What you are asked to do: Lift every line from the entries that includes the word "полиметаллы".
### Data supplied ###
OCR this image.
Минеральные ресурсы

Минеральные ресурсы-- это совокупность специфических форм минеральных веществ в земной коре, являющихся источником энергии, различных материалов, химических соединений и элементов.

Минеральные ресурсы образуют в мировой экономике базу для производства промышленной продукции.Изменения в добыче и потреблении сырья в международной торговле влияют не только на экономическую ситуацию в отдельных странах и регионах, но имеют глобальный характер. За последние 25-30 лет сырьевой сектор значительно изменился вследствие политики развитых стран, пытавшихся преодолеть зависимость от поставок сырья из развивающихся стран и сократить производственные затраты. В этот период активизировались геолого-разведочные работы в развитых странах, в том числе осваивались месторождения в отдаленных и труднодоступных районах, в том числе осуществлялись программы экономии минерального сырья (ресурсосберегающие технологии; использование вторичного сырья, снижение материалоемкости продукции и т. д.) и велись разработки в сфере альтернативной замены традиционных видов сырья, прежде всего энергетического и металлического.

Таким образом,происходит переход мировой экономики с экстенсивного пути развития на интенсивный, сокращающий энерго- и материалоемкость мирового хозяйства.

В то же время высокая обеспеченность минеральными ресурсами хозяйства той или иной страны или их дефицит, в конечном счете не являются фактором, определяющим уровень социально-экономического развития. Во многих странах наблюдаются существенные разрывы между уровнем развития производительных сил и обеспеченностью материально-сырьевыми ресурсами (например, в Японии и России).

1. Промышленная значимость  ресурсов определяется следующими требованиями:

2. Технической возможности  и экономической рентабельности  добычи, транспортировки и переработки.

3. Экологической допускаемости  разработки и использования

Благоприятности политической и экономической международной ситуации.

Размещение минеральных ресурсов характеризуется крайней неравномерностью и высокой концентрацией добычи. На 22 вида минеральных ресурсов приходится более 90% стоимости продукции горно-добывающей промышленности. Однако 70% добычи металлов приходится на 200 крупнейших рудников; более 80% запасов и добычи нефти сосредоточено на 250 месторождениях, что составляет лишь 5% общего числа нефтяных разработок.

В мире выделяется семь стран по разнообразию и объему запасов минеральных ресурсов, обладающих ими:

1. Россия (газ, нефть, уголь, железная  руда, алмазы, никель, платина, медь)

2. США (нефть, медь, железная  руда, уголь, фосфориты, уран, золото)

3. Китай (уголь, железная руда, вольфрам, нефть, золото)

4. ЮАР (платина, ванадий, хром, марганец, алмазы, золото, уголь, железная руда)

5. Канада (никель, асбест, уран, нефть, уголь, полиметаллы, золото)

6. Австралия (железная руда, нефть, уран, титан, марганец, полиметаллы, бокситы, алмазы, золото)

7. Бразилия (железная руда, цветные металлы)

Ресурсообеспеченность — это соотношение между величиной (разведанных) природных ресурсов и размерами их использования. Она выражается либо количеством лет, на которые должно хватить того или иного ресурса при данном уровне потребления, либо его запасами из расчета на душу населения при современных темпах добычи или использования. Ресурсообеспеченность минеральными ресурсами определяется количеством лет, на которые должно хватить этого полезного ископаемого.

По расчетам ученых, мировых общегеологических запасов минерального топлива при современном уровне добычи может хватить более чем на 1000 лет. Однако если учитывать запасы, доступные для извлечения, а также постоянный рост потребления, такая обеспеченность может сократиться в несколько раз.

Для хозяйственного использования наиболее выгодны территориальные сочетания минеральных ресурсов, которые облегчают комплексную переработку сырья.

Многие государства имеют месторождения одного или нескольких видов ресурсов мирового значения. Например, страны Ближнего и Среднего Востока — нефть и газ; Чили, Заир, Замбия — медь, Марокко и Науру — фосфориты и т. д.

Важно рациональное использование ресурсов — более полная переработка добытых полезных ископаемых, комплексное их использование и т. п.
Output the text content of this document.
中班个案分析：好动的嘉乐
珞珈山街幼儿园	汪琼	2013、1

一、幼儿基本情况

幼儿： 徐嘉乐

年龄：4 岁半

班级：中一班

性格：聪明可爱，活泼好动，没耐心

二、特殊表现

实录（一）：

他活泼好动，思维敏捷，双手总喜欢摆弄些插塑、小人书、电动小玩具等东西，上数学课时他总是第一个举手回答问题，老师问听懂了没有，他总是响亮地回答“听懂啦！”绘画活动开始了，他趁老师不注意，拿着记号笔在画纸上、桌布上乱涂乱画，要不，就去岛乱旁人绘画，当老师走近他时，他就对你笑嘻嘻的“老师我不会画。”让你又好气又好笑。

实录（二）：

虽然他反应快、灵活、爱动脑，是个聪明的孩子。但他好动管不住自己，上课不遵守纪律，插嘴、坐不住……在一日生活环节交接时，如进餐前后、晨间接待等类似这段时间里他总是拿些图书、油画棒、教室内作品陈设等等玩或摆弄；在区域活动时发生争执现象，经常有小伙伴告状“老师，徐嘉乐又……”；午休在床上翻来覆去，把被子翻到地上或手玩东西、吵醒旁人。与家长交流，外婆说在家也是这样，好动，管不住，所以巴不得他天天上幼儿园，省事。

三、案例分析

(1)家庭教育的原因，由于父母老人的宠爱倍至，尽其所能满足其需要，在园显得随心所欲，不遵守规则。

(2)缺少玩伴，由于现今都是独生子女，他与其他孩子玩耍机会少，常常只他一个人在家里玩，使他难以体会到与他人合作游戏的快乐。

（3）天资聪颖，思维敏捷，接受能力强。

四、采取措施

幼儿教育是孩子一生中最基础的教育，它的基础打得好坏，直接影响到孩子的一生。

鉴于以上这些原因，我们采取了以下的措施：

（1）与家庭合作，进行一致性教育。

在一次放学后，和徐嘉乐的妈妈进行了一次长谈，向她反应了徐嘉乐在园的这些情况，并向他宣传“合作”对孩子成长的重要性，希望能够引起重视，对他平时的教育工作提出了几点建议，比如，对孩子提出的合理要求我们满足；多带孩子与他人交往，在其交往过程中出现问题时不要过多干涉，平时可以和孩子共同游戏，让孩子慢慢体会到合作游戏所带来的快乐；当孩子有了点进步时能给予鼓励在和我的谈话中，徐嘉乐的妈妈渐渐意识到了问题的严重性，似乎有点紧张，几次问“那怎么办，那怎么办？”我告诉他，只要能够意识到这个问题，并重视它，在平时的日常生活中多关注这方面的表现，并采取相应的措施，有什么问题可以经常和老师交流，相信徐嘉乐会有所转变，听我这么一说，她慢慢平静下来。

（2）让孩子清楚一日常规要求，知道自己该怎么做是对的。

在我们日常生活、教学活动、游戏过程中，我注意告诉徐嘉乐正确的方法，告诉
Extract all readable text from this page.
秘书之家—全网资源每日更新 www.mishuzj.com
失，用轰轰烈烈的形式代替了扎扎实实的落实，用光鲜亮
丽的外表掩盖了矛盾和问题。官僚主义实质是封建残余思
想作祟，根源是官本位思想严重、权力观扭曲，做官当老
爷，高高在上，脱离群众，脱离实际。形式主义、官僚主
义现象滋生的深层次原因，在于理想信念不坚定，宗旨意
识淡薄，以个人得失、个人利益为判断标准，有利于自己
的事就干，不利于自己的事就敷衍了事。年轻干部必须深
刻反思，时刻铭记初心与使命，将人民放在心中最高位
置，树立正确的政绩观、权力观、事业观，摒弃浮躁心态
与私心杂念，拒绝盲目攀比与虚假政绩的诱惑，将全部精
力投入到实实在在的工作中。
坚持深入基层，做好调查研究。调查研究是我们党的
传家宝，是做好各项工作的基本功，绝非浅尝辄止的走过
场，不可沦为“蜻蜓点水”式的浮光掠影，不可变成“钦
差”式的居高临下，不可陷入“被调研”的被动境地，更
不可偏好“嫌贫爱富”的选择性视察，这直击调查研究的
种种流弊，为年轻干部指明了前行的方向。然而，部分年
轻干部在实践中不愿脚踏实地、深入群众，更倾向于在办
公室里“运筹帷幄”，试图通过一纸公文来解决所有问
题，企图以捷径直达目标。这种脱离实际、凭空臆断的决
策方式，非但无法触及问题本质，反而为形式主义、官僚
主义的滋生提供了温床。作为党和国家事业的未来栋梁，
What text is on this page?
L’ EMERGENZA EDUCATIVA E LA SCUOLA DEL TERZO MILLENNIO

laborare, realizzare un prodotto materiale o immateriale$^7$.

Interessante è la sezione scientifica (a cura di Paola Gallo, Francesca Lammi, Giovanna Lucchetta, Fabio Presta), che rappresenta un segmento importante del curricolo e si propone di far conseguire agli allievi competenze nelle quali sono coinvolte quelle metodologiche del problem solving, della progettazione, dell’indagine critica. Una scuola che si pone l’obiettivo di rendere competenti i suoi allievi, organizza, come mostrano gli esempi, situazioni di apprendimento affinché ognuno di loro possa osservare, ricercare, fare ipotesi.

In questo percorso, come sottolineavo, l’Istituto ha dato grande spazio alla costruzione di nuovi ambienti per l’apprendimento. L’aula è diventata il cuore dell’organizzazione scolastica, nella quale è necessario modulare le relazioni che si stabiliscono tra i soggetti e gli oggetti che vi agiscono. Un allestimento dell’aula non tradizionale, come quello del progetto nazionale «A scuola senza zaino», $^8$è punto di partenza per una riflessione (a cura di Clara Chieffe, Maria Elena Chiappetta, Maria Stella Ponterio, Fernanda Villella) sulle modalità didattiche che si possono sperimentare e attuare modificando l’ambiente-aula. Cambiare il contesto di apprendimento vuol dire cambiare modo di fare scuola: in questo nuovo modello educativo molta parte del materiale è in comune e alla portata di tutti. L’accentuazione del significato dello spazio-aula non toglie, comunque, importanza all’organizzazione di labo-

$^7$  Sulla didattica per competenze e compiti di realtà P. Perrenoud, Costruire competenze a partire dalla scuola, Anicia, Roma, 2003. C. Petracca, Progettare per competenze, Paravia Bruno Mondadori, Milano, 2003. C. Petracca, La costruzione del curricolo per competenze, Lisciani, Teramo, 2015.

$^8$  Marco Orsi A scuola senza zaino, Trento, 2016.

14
###
Exercise result:
5. Канада (никель, асбест, уран, нефть, уголь, полиметаллы, золото)
6. Австралия (железная руда, нефть, уран, титан, марганец, полиметаллы, бокситы, алмазы, золото)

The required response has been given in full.